• [Job]
Can you put these lines into a numbered list, leaving out the blank ones?

---------- Excerpted records ----------

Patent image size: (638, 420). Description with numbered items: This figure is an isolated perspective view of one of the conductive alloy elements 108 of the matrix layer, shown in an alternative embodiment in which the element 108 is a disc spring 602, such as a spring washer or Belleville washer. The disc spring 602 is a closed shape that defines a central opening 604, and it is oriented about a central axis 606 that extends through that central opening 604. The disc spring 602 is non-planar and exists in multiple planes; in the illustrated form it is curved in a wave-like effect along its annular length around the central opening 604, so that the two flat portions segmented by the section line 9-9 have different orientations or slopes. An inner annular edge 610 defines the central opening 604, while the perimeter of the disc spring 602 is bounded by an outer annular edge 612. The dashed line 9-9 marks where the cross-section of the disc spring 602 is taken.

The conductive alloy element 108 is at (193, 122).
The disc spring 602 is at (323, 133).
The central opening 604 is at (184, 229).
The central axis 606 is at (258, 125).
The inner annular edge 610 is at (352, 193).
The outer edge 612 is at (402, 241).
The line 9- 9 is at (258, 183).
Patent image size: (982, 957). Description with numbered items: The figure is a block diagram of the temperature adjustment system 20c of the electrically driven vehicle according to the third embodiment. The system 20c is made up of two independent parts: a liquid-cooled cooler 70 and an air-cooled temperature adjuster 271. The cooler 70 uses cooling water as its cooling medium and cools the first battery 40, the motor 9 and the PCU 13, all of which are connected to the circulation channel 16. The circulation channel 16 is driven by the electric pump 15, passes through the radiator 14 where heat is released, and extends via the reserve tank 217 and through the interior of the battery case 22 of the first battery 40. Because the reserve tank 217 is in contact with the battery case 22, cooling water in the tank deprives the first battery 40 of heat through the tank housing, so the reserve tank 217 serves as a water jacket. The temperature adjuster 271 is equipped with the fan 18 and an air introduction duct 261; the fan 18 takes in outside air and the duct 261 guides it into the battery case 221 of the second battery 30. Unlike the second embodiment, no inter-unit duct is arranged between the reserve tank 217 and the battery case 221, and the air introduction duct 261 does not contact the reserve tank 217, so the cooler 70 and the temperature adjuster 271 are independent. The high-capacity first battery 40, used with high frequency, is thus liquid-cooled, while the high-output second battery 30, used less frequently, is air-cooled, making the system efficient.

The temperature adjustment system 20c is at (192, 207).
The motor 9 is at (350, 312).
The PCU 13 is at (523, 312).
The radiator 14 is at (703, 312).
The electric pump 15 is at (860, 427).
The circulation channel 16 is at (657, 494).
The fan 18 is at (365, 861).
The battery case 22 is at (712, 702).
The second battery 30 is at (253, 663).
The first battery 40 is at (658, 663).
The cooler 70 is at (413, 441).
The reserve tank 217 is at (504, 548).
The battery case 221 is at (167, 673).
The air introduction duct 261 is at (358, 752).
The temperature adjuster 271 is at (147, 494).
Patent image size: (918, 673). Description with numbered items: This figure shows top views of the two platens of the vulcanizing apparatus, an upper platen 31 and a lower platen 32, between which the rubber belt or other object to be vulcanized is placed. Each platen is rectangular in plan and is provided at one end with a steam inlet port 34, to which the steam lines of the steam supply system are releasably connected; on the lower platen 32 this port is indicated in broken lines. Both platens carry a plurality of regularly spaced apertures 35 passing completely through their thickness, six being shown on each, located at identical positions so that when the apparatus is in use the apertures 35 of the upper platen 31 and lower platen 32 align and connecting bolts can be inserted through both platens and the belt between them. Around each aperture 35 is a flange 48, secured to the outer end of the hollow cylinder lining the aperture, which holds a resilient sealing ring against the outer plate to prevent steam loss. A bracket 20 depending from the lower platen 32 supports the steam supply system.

----------

• [Right answer]
1. Patent image size: (638, 420). Description with numbered items: This figure is an isolated perspective view of one of the conductive alloy elements 108 of the matrix layer, shown in an alternative embodiment in which the element 108 is a disc spring 602, such as a spring washer or Belleville washer. The disc spring 602 is a closed shape that defines a central opening 604, and it is oriented about a central axis 606 that extends through that central opening 604. The disc spring 602 is non-planar and exists in multiple planes; in the illustrated form it is curved in a wave-like effect along its annular length around the central opening 604, so that the two flat portions segmented by the section line 9-9 have different orientations or slopes. An inner annular edge 610 defines the central opening 604, while the perimeter of the disc spring 602 is bounded by an outer annular edge 612. The dashed line 9-9 marks where the cross-section of the disc spring 602 is taken.
2. The conductive alloy element 108 is at (193, 122).
3. The disc spring 602 is at (323, 133).
4. The central opening 604 is at (184, 229).
5. The central axis 606 is at (258, 125).
6. The inner annular edge 610 is at (352, 193).
7. The outer edge 612 is at (402, 241).
8. The line 9- 9 is at (258, 183).
9. Patent image size: (982, 957). Description with numbered items: The figure is a block diagram of the temperature adjustment system 20c of the electrically driven vehicle according to the third embodiment. The system 20c is made up of two independent parts: a liquid-cooled cooler 70 and an air-cooled temperature adjuster 271. The cooler 70 uses cooling water as its cooling medium and cools the first battery 40, the motor 9 and the PCU 13, all of which are connected to the circulation channel 16. The circulation channel 16 is driven by the electric pump 15, passes through the radiator 14 where heat is released, and extends via the reserve tank 217 and through the interior of the battery case 22 of the first battery 40. Because the reserve tank 217 is in contact with the battery case 22, cooling water in the tank deprives the first battery 40 of heat through the tank housing, so the reserve tank 217 serves as a water jacket. The temperature adjuster 271 is equipped with the fan 18 and an air introduction duct 261; the fan 18 takes in outside air and the duct 261 guides it into the battery case 221 of the second battery 30. Unlike the second embodiment, no inter-unit duct is arranged between the reserve tank 217 and the battery case 221, and the air introduction duct 261 does not contact the reserve tank 217, so the cooler 70 and the temperature adjuster 271 are independent. The high-capacity first battery 40, used with high frequency, is thus liquid-cooled, while the high-output second battery 30, used less frequently, is air-cooled, making the system efficient.
10. The temperature adjustment system 20c is at (192, 207).
11. The motor 9 is at (350, 312).
12. The PCU 13 is at (523, 312).
13. The radiator 14 is at (703, 312).
14. The electric pump 15 is at (860, 427).
15. The circulation channel 16 is at (657, 494).
16. The fan 18 is at (365, 861).
17. The battery case 22 is at (712, 702).
18. The second battery 30 is at (253, 663).
19. The first battery 40 is at (658, 663).
20. The cooler 70 is at (413, 441).
21. The reserve tank 217 is at (504, 548).
22. The battery case 221 is at (167, 673).
23. The air introduction duct 261 is at (358, 752).
24. The temperature adjuster 271 is at (147, 494).
25. Patent image size: (918, 673). Description with numbered items: This figure shows top views of the two platens of the vulcanizing apparatus, an upper platen 31 and a lower platen 32, between which the rubber belt or other object to be vulcanized is placed. Each platen is rectangular in plan and is provided at one end with a steam inlet port 34, to which the steam lines of the steam supply system are releasably connected; on the lower platen 32 this port is indicated in broken lines. Both platens carry a plurality of regularly spaced apertures 35 passing completely through their thickness, six being shown on each, located at identical positions so that when the apparatus is in use the apertures 35 of the upper platen 31 and lower platen 32 align and connecting bolts can be inserted through both platens and the belt between them. Around each aperture 35 is a flange 48, secured to the outer end of the hollow cylinder lining the aperture, which holds a resilient sealing ring against the outer plate to prevent steam loss. A bracket 20 depending from the lower platen 32 supports the steam supply system.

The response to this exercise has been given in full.